## [Records supplied]
========================================
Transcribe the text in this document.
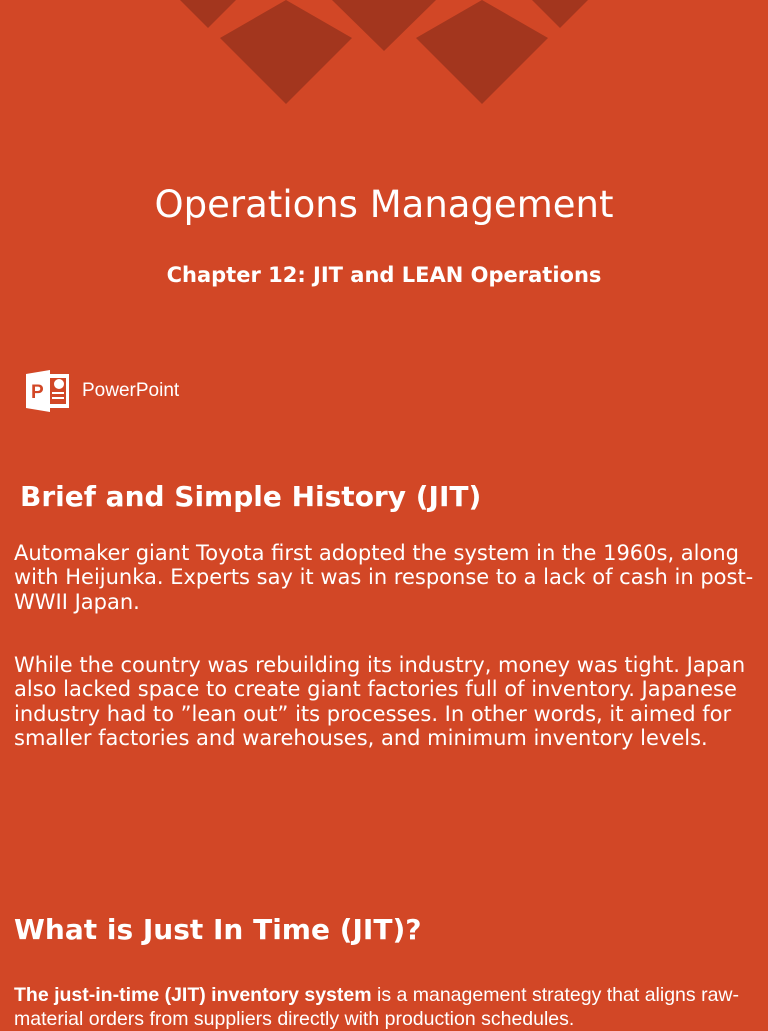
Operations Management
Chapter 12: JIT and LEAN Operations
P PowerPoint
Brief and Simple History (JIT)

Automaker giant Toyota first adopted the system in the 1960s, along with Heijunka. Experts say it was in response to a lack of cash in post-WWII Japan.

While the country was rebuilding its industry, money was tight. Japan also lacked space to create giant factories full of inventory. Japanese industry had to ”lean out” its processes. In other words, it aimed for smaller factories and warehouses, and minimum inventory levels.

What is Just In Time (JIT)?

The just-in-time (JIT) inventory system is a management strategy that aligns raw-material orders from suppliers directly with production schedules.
========================================
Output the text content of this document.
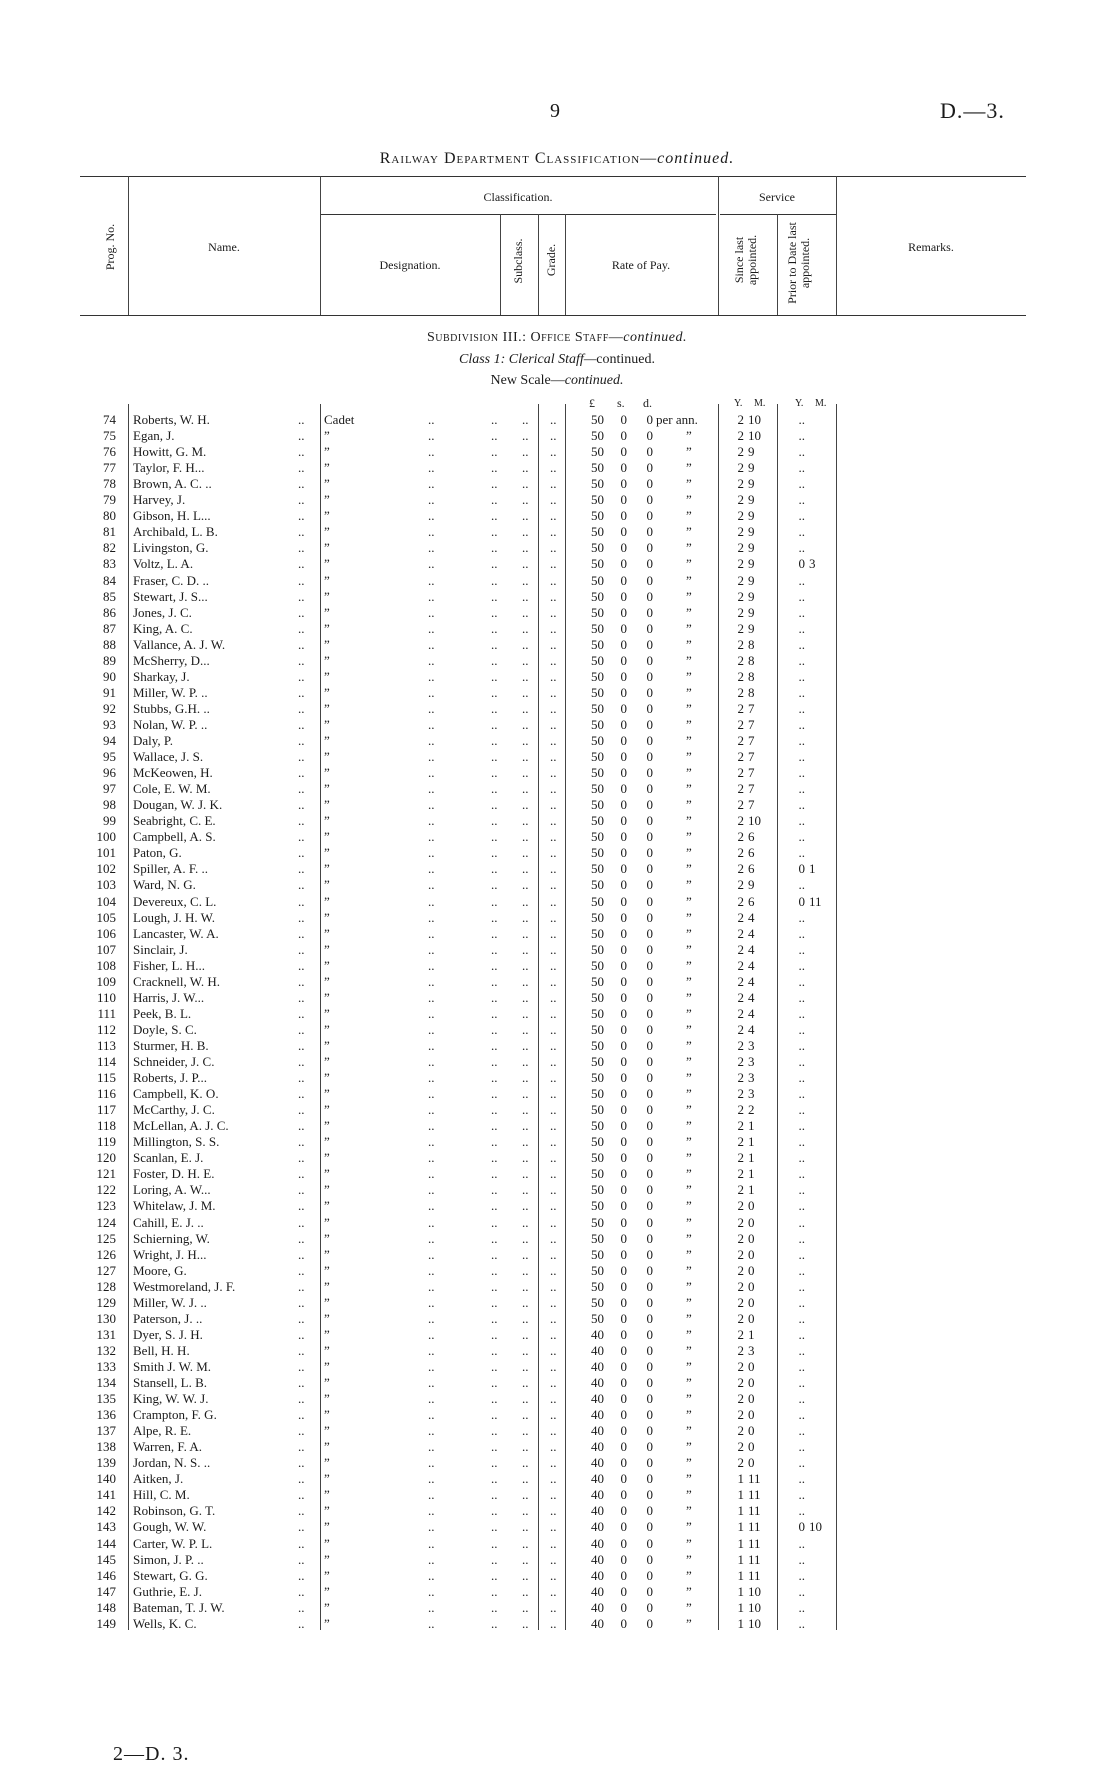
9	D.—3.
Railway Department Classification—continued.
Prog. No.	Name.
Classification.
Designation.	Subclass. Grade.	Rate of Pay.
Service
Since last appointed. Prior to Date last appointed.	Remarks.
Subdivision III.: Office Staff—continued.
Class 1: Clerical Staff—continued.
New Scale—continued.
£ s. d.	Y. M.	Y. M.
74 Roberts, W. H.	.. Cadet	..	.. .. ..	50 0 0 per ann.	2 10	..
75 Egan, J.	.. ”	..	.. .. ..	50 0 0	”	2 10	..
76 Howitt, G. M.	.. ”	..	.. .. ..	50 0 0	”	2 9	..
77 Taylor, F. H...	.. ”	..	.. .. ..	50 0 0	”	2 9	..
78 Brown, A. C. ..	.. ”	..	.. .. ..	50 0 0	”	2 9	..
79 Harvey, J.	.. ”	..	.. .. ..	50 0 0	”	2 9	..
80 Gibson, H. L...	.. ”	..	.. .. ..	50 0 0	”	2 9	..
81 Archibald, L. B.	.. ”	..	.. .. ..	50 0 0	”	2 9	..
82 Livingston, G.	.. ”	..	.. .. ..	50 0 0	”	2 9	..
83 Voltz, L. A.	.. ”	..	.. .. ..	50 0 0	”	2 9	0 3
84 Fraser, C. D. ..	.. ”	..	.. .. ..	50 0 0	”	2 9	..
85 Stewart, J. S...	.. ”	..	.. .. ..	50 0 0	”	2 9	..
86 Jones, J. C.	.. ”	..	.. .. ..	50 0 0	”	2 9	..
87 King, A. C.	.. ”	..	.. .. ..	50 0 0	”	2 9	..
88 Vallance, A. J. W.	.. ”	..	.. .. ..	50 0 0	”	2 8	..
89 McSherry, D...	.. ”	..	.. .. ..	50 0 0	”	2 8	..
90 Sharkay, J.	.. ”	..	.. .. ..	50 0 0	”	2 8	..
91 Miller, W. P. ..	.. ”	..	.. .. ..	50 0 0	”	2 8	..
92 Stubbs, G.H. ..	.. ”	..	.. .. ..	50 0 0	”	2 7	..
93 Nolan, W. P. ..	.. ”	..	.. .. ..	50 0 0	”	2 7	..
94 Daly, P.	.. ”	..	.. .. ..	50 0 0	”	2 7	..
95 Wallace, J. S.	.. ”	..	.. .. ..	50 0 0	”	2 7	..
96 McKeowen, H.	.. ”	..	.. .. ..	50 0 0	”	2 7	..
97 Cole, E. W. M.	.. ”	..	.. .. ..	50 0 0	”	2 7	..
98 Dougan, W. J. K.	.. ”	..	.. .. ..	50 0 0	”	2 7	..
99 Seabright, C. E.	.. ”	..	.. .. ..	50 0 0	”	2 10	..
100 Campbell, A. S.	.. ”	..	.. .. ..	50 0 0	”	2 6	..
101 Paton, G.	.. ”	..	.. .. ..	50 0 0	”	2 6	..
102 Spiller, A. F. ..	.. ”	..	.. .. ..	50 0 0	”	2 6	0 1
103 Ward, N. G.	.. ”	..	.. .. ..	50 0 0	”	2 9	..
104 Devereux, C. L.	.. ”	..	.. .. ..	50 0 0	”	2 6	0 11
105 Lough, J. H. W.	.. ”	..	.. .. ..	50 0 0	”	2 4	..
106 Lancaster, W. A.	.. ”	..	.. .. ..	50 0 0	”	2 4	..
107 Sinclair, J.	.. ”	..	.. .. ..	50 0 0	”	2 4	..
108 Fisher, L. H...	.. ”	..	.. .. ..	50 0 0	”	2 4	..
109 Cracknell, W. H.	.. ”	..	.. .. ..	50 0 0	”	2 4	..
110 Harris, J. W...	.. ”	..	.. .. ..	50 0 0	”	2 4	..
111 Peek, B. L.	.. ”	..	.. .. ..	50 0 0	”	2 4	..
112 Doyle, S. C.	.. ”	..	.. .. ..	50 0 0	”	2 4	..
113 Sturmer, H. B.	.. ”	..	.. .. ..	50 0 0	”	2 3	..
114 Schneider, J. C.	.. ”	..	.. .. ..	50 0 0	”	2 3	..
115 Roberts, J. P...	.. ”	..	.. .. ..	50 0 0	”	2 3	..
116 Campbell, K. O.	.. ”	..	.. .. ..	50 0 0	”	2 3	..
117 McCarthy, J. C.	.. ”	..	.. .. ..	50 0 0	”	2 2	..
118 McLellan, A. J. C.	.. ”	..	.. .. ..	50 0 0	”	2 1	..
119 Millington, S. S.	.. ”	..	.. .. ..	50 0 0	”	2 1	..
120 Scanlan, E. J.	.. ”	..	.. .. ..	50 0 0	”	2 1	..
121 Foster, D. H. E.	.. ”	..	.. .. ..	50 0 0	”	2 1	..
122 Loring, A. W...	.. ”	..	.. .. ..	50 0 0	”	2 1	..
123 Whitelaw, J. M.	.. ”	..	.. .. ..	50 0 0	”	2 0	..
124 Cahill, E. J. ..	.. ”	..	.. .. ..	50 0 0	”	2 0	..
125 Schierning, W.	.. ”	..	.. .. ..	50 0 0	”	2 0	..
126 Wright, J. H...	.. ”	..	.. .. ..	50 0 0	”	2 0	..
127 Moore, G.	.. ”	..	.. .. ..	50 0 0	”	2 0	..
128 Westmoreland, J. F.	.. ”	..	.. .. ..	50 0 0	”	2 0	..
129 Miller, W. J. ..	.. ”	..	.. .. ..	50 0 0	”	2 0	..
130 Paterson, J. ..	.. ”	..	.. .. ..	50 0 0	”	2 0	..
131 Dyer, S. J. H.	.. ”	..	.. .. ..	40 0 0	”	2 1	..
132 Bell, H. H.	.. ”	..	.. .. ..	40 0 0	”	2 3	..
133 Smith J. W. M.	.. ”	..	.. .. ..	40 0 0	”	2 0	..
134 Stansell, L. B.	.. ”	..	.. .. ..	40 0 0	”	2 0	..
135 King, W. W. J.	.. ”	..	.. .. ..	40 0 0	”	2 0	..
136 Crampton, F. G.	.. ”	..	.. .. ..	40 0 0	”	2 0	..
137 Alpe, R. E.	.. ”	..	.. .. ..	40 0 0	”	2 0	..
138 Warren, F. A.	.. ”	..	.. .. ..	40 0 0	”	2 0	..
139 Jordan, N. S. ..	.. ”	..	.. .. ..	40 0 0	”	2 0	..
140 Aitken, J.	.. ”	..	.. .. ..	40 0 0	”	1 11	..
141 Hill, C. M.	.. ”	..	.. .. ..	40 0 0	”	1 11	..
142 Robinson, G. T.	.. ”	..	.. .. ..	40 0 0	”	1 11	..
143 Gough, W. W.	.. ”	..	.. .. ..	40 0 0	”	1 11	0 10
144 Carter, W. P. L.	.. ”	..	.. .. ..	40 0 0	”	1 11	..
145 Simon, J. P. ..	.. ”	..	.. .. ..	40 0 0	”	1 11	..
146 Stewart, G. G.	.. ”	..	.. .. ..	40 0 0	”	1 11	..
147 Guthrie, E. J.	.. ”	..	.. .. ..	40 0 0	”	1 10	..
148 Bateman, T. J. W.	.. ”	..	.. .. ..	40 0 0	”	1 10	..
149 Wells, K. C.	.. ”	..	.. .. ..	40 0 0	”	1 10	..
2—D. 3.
========================================
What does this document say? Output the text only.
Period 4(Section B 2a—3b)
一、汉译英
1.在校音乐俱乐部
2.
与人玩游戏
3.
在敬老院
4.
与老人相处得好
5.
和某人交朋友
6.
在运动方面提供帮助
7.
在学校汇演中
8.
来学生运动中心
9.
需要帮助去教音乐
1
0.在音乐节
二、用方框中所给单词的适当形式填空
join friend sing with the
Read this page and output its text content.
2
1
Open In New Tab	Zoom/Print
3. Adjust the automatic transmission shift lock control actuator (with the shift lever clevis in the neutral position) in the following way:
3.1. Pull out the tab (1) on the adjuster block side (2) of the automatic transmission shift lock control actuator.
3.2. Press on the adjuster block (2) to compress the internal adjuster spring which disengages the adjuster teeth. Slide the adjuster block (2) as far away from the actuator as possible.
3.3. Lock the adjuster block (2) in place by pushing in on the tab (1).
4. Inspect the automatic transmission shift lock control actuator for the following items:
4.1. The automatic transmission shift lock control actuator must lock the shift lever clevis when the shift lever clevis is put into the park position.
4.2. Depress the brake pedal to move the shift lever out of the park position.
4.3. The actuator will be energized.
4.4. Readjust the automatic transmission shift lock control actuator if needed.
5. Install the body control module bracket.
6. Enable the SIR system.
========================================
## [Description of the task]
Take each line containing the string "actuator" and copy it out.

## [Response to the exercise]
3. Adjust the automatic transmission shift lock control actuator (with the shift lever clevis in the neutral position) in the following way:
3.1. Pull out the tab (1) on the adjuster block side (2) of the automatic transmission shift lock control actuator.
3.2. Press on the adjuster block (2) to compress the internal adjuster spring which disengages the adjuster teeth. Slide the adjuster block (2) as far away from the actuator as possible.
4. Inspect the automatic transmission shift lock control actuator for the following items:
4.1. The automatic transmission shift lock control actuator must lock the shift lever clevis when the shift lever clevis is put into the park position.
4.3. The actuator will be energized.
4.4. Readjust the automatic transmission shift lock control actuator if needed.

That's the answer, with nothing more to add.